# Supplied data start
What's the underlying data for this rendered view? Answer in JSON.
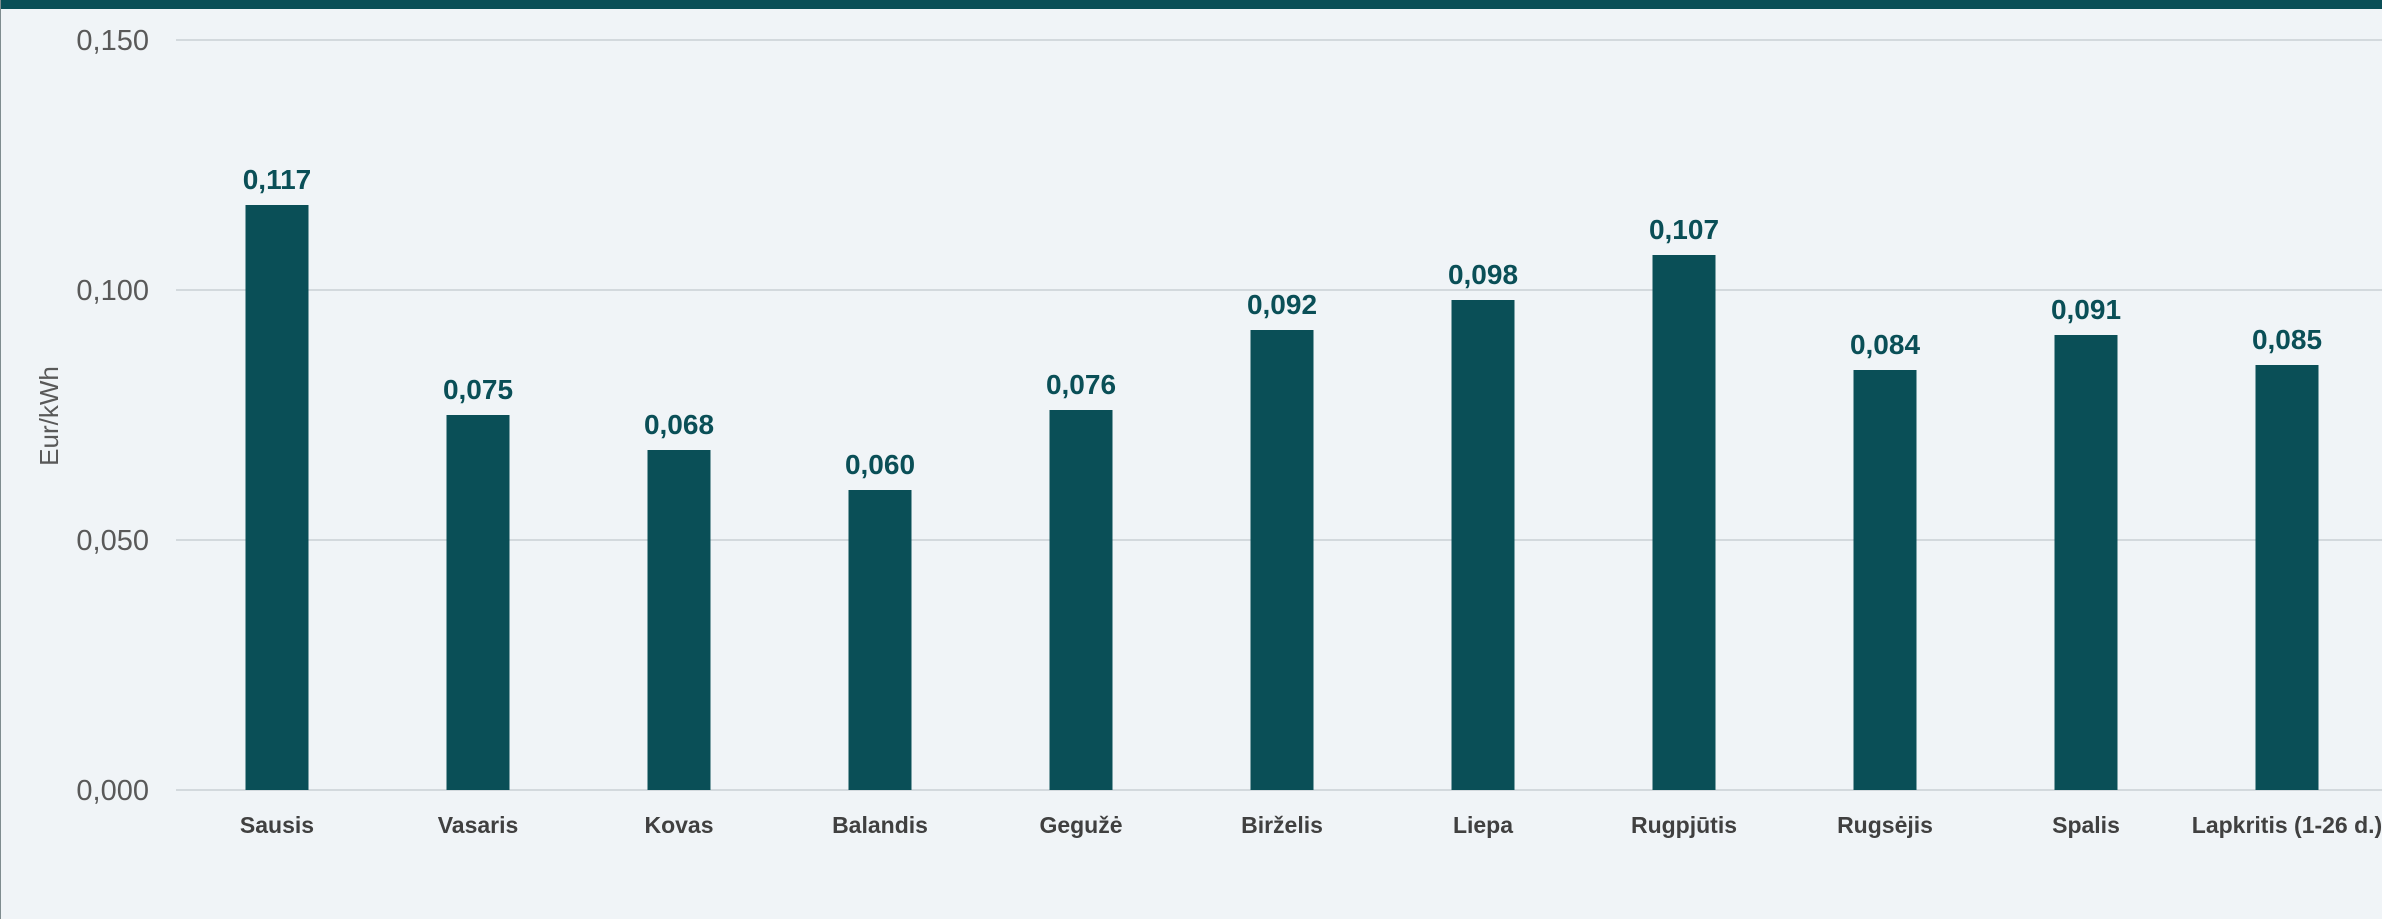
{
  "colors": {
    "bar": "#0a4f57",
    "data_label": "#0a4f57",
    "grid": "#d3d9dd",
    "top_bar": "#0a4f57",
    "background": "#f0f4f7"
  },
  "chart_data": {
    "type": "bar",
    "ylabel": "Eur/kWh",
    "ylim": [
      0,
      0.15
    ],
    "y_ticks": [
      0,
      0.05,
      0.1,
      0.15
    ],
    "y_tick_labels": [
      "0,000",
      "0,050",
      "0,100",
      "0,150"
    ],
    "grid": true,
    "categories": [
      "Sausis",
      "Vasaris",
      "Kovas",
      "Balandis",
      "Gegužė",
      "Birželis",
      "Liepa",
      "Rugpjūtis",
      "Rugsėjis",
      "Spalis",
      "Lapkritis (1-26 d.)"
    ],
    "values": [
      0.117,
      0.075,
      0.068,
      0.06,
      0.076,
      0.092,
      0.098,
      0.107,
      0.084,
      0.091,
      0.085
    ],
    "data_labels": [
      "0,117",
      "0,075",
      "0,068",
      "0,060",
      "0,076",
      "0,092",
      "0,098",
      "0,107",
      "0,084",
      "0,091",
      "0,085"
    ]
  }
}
# Supplied data end
◆ **What is required**
Reproduce every entry word for word, but skip any pictures.

◆ **Problem solution**
What's the underlying data for this rendered view? Answer in JSON.
{
  "colors": {
    "bar": "#0a4f57",
    "data_label": "#0a4f57",
    "grid": "#d3d9dd",
    "top_bar": "#0a4f57",
    "background": "#f0f4f7"
  },
  "chart_data": {
    "type": "bar",
    "ylabel": "Eur/kWh",
    "ylim": [
      0,
      0.15
    ],
    "y_ticks": [
      0,
      0.05,
      0.1,
      0.15
    ],
    "y_tick_labels": [
      "0,000",
      "0,050",
      "0,100",
      "0,150"
    ],
    "grid": true,
    "categories": [
      "Sausis",
      "Vasaris",
      "Kovas",
      "Balandis",
      "Gegužė",
      "Birželis",
      "Liepa",
      "Rugpjūtis",
      "Rugsėjis",
      "Spalis",
      "Lapkritis (1-26 d.)"
    ],
    "values": [
      0.117,
      0.075,
      0.068,
      0.06,
      0.076,
      0.092,
      0.098,
      0.107,
      0.084,
      0.091,
      0.085
    ],
    "data_labels": [
      "0,117",
      "0,075",
      "0,068",
      "0,060",
      "0,076",
      "0,092",
      "0,098",
      "0,107",
      "0,084",
      "0,091",
      "0,085"
    ]
  }
}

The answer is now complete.